** EXERCISE INSTRUCTIONS **
Tally up the lines below with "commerciale" in them. Answer with the number only.
*** Opening of RECORDS ***
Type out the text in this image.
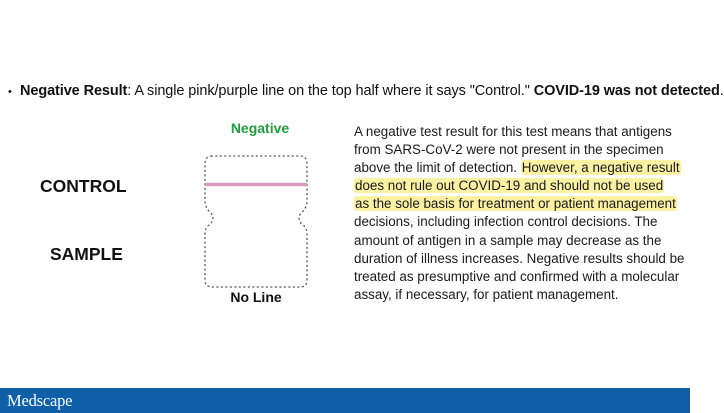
• Negative Result: A single pink/purple line on the top half where it says "Control." COVID-19 was not detected.
Negative
CONTROL
SAMPLE
No Line
A negative test result for this test means that antigens
from SARS-CoV-2 were not present in the specimen
above the limit of detection. However, a negative result
does not rule out COVID-19 and should not be used
as the sole basis for treatment or patient management
decisions, including infection control decisions. The
amount of antigen in a sample may decrease as the
duration of illness increases. Negative results should be
treated as presumptive and confirmed with a molecular
assay, if necessary, for patient management.
Medscape
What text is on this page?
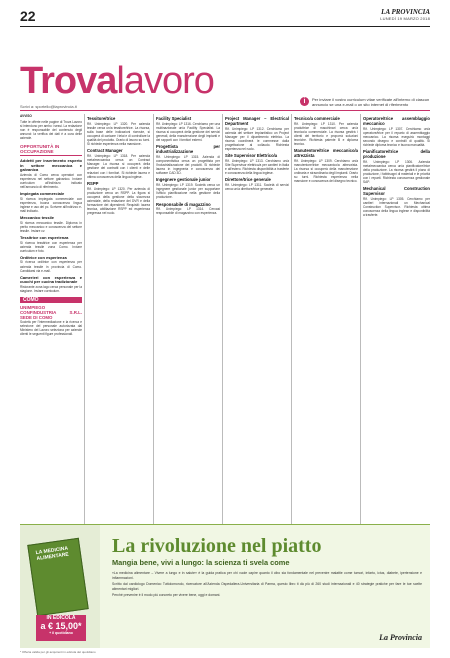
22	LA PROVINCIA
LUNEDÌ 19 MARZO 2018
Trovalavoro
Scrivi a: sportello@laprovincia.it
i	Per inviare il vostro curriculum vitae verificate all'interno di ciascun annuncio se una e-mail o un sito internet di riferimento

AVVISO

Tutte le offerte nelle pagine di Trova Lavoro si intendono per ambo i sessi. La redazione non è responsabile del contenuto degli annunci: la verifica dei dati è a cura delle aziende.

OPPORTUNITÀ IN OCCUPAZIONE

Addetti per inserimento esperto in settore meccanica e galvanica

Azienda di Como cerca operatori con esperienza nel settore galvanico. Inviare curriculum all'indirizzo indicato nell'annuncio di riferimento.

Impiegata commerciale

Si ricerca impiegata commerciale con esperienza, buona conoscenza lingua inglese e uso del pc. Scrivere all'indirizzo e-mail indicato.

Meccanico tessile

Si ricerca meccanico tessile. Diploma in perito meccanico e conoscenza del settore tessile. Inviare cv.

Tessitrice con esperienza

Si ricerca tessitrice con esperienza per azienda tessile zona Como. Inviare curriculum e foto.

Orditrice con esperienza

Si ricerca orditrice con esperienza per azienda tessile in provincia di Como. Candidarsi via e-mail.

Camerieri con esperienza e cuochi per cucina tradizionale

Ristorante zona lago cerca personale per la stagione. Inviare curriculum.

COMO

UNIMPIEGO CONFINDUSTRIA S.R.L. SEDE DI COMO

Società per l'intermediazione e la ricerca e selezione del personale autorizzata dal Ministero del Lavoro seleziona per aziende clienti le seguenti figure professionali.

Tessitore/trice

Rif. Unimpiego: LP 1320. Per azienda tessile cerca un/a tessitore/trice. La risorsa, sulla base delle indicazioni ricevute, si occuperà di caricare i telai e di controllare la qualità del prodotto. Orario di lavoro su turni. Si richiede esperienza nella mansione.

Contract Manager

Rif. Unimpiego: LP 1318. Per azienda metalmeccanica cerca un Contract Manager. La risorsa si occuperà della gestione dei contratti con i clienti e delle relazioni con i fornitori. Si richiede laurea e ottima conoscenza della lingua inglese.

RSPP

Rif. Unimpiego: LP 1320. Per azienda di produzione cerca un RSPP. La figura si occuperà della gestione della sicurezza aziendale, della redazione del DVR e della formazione dei dipendenti. Requisiti: laurea tecnica, abilitazione RSPP ed esperienza pregressa nel ruolo.

Facility Specialist

Rif. Unimpiego: LP 1316. Cerchiamo per una multinazionale un/a Facility Specialist. La risorsa si occuperà della gestione dei servizi generali, della manutenzione degli impianti e dei rapporti con i fornitori esterni.

Progettista per industrializzazione

Rif. Unimpiego: LP 1315. Azienda di componentistica cerca un progettista per l'industrializzazione dei prodotti. Si richiede laurea in ingegneria e conoscenza dei software CAD 3D.

Ingegnere gestionale junior

Rif. Unimpiego: LP 1319. Società cerca un ingegnere gestionale junior per supportare l'ufficio pianificazione nella gestione della produzione.

Responsabile di magazzino

Rif. Unimpiego: LP 1314. Cercasi responsabile di magazzino con esperienza.

Project Manager – Electrical Department

Rif. Unimpiego: LP 1312. Cerchiamo per azienda del settore impiantistico un Project Manager per il dipartimento elettrico. La risorsa coordinerà le commesse dalla progettazione al collaudo. Richiesta esperienza nel ruolo.

Site Supervisor Elettrico/a

Rif. Unimpiego: LP 1313. Cerchiamo un/a Site Supervisor elettrico/a per cantieri in Italia e all'estero. Richiesta disponibilità a trasferte e conoscenza della lingua inglese.

Direttore/trice generale

Rif. Unimpiego: LP 1311. Società di servizi cerca un/a direttore/trice generale.

Tecnico/a commerciale

Rif. Unimpiego: LP 1310. Per azienda produttrice di macchinari cerca un/a tecnico/a commerciale. La risorsa gestirà i clienti del territorio e proporrà soluzioni tecniche. Richiesta patente B e diploma tecnico.

Manutentore/trice meccanico/a attrezzista

Rif. Unimpiego: LP 1309. Cerchiamo un/a manutentore/trice meccanico/a attrezzista. La risorsa si occuperà della manutenzione ordinaria e straordinaria degli impianti. Orario su turni. Richiesta esperienza nella mansione e conoscenza del disegno tecnico.

Operatore/trice assemblaggio meccanico

Rif. Unimpiego: LP 1307. Cerchiamo un/a operatore/trice per il reparto di assemblaggio meccanico. La risorsa eseguirà montaggi secondo disegno e controlli di qualità. Si richiede diploma tecnico e buona manualità.

Pianificatore/trice della produzione

Rif. Unimpiego: LP 1306. Azienda metalmeccanica cerca un/a pianificatore/trice della produzione. La risorsa gestirà il piano di produzione, i fabbisogni di materiali e le priorità con i reparti. Richiesta conoscenza gestionale SAP.

Mechanical Construction Supervisor

Rif. Unimpiego: LP 1305. Cerchiamo per cantieri internazionali un Mechanical Construction Supervisor. Richiesta ottima conoscenza della lingua inglese e disponibilità a trasferte.

LA MEDICINA ALIMENTARE
IN EDICOLA
a € 15,00*
+ il quotidiano
La rivoluzione nel piatto
Mangia bene, vivi a lungo: la scienza ti svela come

«La medicina alimentare – Vivere a lungo e in salute» è la guida pratica per chi vuole capire quanto il cibo sia fondamentale nel prevenire malattie come tumori, infarto, ictus, diabete, ipertensione e infiammazioni.

Scritto dal cardiologo Domenico Tuttolomondo, ricercatore all'Azienda Ospedaliera-Universitaria di Parma, questo libro ti dà più di 260 studi internazionali e 40 strategie pratiche per fare le tue scelte alimentari migliori.

Perché prevenire è il modo più concreto per vivere bene, oggi e domani.

La Provincia
* Offerta valida per gli acquirenti in edicola del quotidiano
*** Close of RECORDS ***
** ANSWER SECTION **
4